## [Instruction]
Go through the records and copy each line where the word "某医院的妇科医师全是男性" occurs.

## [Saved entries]

»»

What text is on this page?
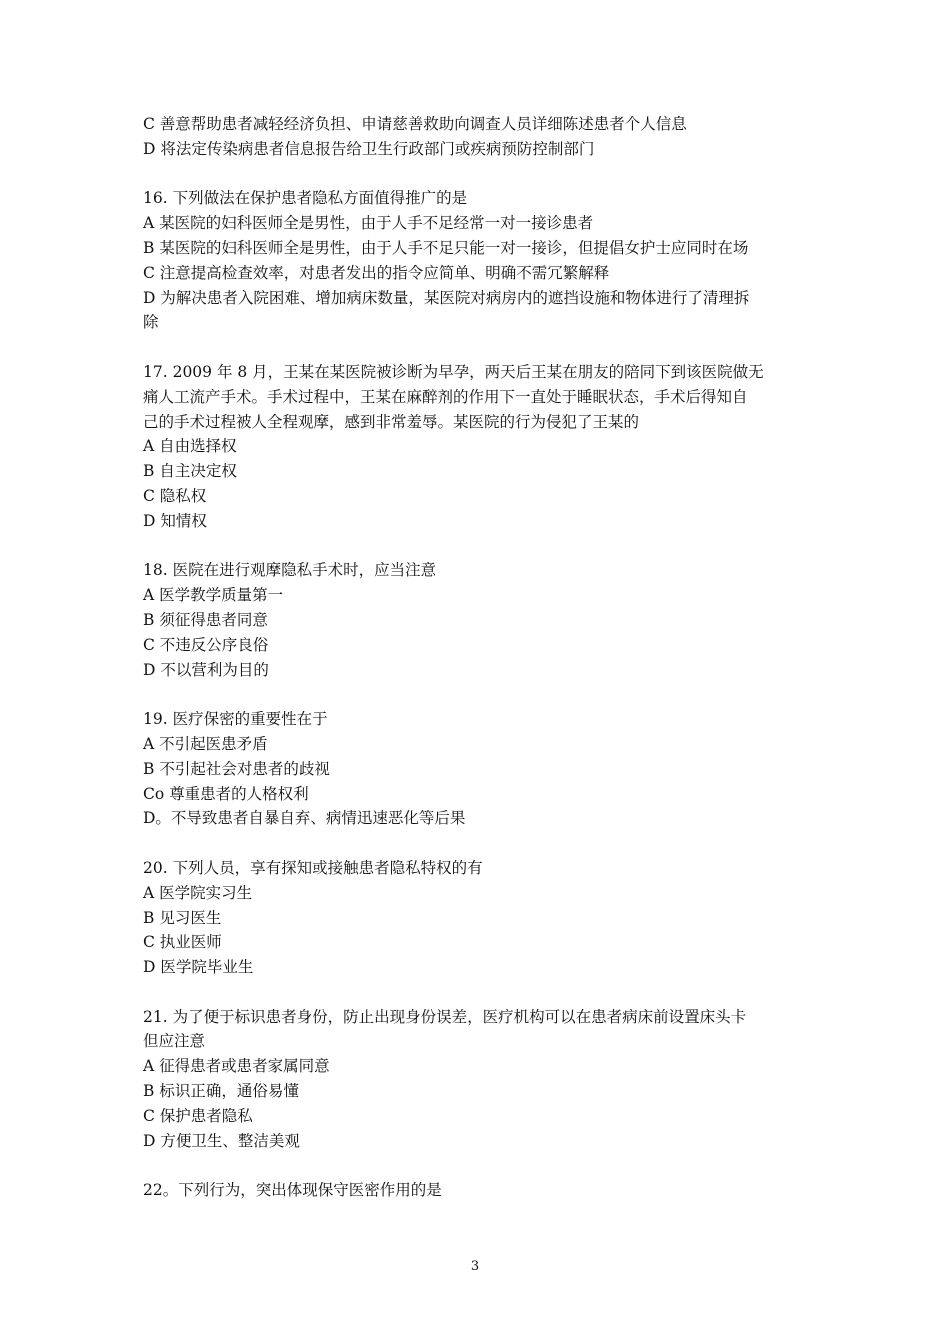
C 善意帮助患者减轻经济负担、申请慈善救助向调查人员详细陈述患者个人信息
D 将法定传染病患者信息报告给卫生行政部门或疾病预防控制部门
16. 下列做法在保护患者隐私方面值得推广的是
A 某医院的妇科医师全是男性，由于人手不足经常一对一接诊患者
B 某医院的妇科医师全是男性，由于人手不足只能一对一接诊，但提倡女护士应同时在场
C 注意提高检查效率，对患者发出的指令应简单、明确不需冗繁解释
D 为解决患者入院困难、增加病床数量，某医院对病房内的遮挡设施和物体进行了清理拆
除
17. 2009 年 8 月，王某在某医院被诊断为早孕，两天后王某在朋友的陪同下到该医院做无
痛人工流产手术。手术过程中，王某在麻醉剂的作用下一直处于睡眠状态，手术后得知自
己的手术过程被人全程观摩，感到非常羞辱。某医院的行为侵犯了王某的
A 自由选择权
B 自主决定权
C 隐私权
D 知情权
18. 医院在进行观摩隐私手术时，应当注意
A 医学教学质量第一
B 须征得患者同意
C 不违反公序良俗
D 不以营利为目的
19. 医疗保密的重要性在于
A 不引起医患矛盾
B 不引起社会对患者的歧视
Co 尊重患者的人格权利
D。不导致患者自暴自弃、病情迅速恶化等后果
20. 下列人员，享有探知或接触患者隐私特权的有
A 医学院实习生
B 见习医生
C 执业医师
D 医学院毕业生
21. 为了便于标识患者身份，防止出现身份误差，医疗机构可以在患者病床前设置床头卡
但应注意
A 征得患者或患者家属同意
B 标识正确，通俗易懂
C 保护患者隐私
D 方便卫生、整洁美观
22。下列行为，突出体现保守医密作用的是
3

««

## [Response]
A 某医院的妇科医师全是男性，由于人手不足经常一对一接诊患者
B 某医院的妇科医师全是男性，由于人手不足只能一对一接诊，但提倡女护士应同时在场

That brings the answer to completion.